** start Recorded information **

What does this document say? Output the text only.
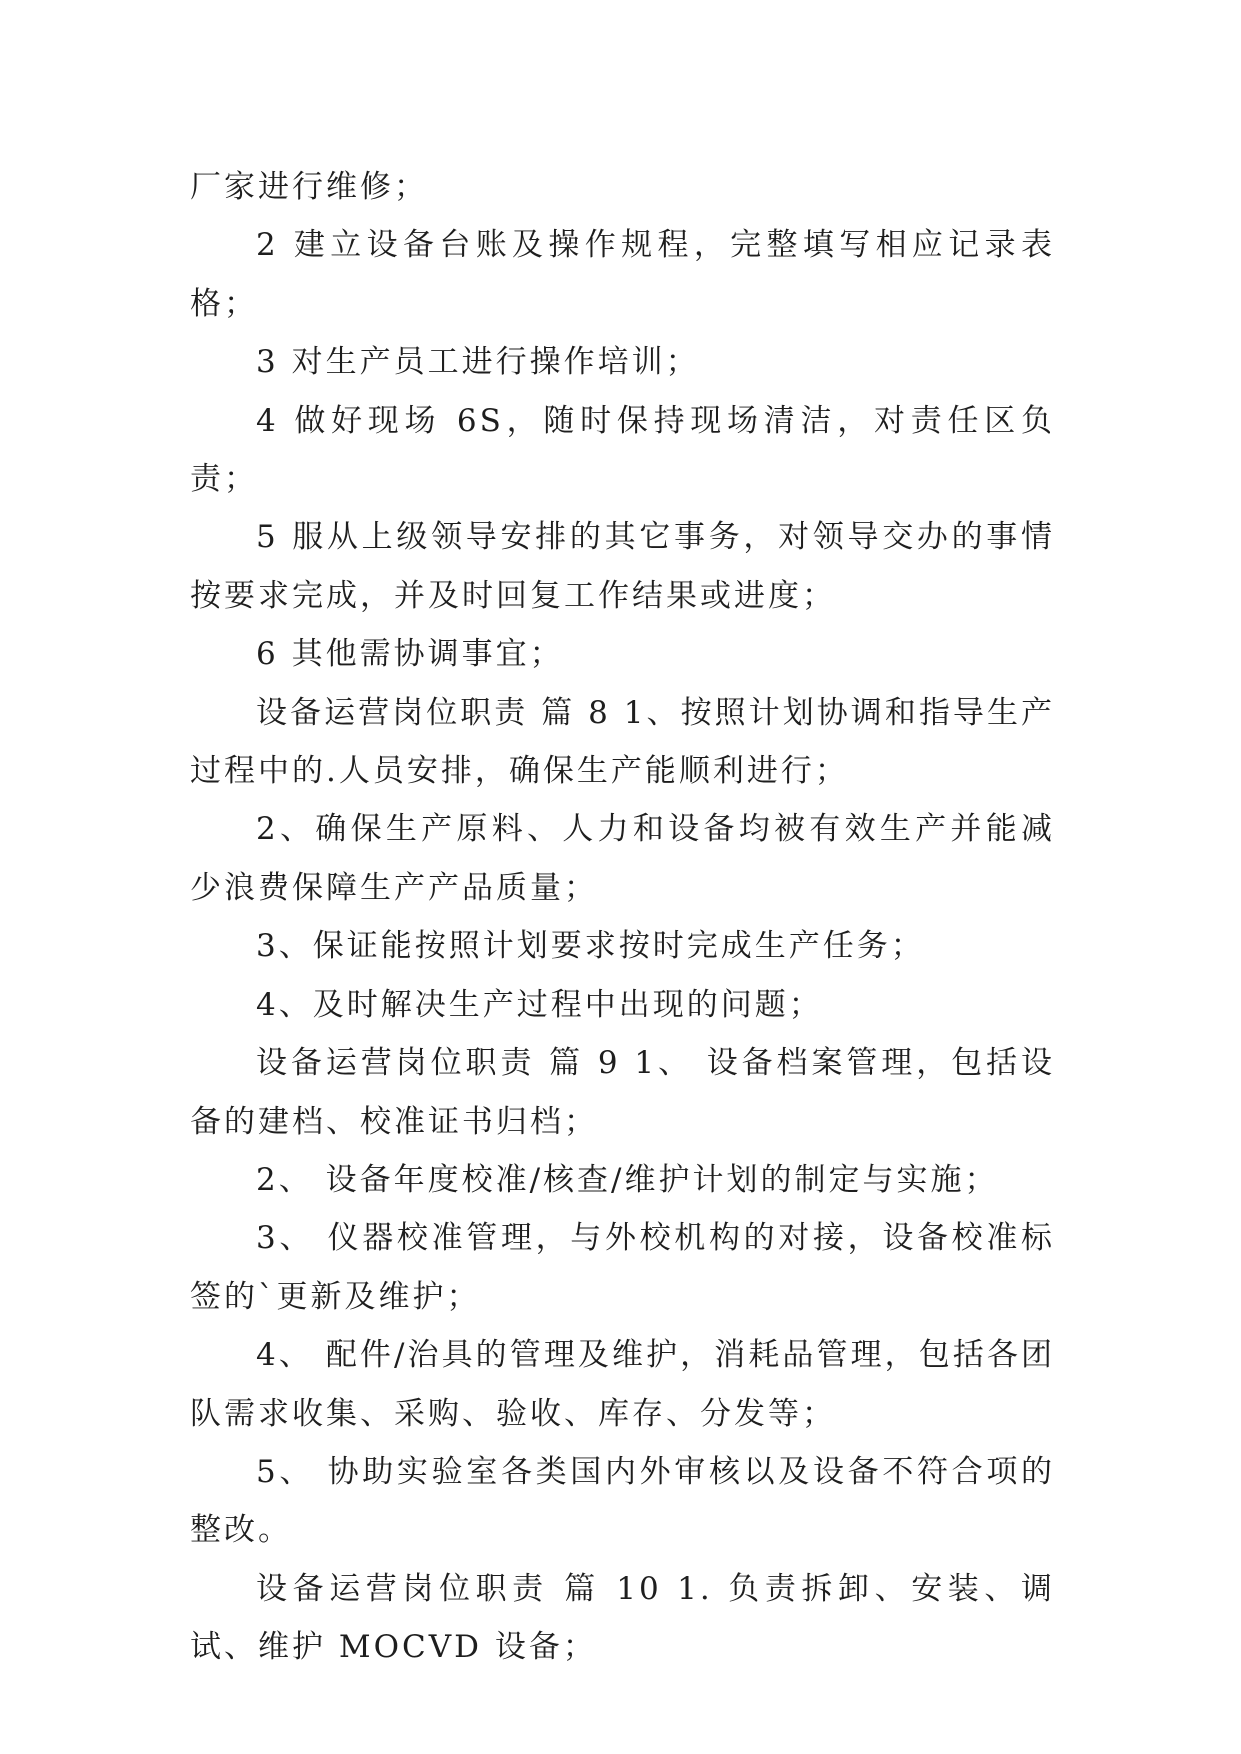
厂家进行维修；

2 建立设备台账及操作规程，完整填写相应记录表格；

3 对生产员工进行操作培训；

4 做好现场 6S，随时保持现场清洁，对责任区负责；

5 服从上级领导安排的其它事务，对领导交办的事情按要求完成，并及时回复工作结果或进度；

6 其他需协调事宜；

设备运营岗位职责 篇 8 1、按照计划协调和指导生产过程中的.人员安排，确保生产能顺利进行；

2、确保生产原料、人力和设备均被有效生产并能减少浪费保障生产产品质量；

3、保证能按照计划要求按时完成生产任务；

4、及时解决生产过程中出现的问题；

设备运营岗位职责 篇 9 1、 设备档案管理，包括设备的建档、校准证书归档；

2、 设备年度校准/核查/维护计划的制定与实施；

3、 仪器校准管理，与外校机构的对接，设备校准标签的`更新及维护；

4、 配件/治具的管理及维护，消耗品管理，包括各团队需求收集、采购、验收、库存、分发等；

5、 协助实验室各类国内外审核以及设备不符合项的整改。

设备运营岗位职责 篇 10 1. 负责拆卸、安装、调试、维护 MOCVD 设备；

** end Recorded information **

● Written exercise
Take every line from the data that contains the word "设备运营岗位职责".

● Answer to this exercise
设备运营岗位职责 篇 8 1、按照计划协调和指导生产过程中的.人员安排，确保生产能顺利进行；
设备运营岗位职责 篇 9 1、 设备档案管理，包括设备的建档、校准证书归档；
设备运营岗位职责 篇 10 1. 负责拆卸、安装、调试、维护 MOCVD 设备；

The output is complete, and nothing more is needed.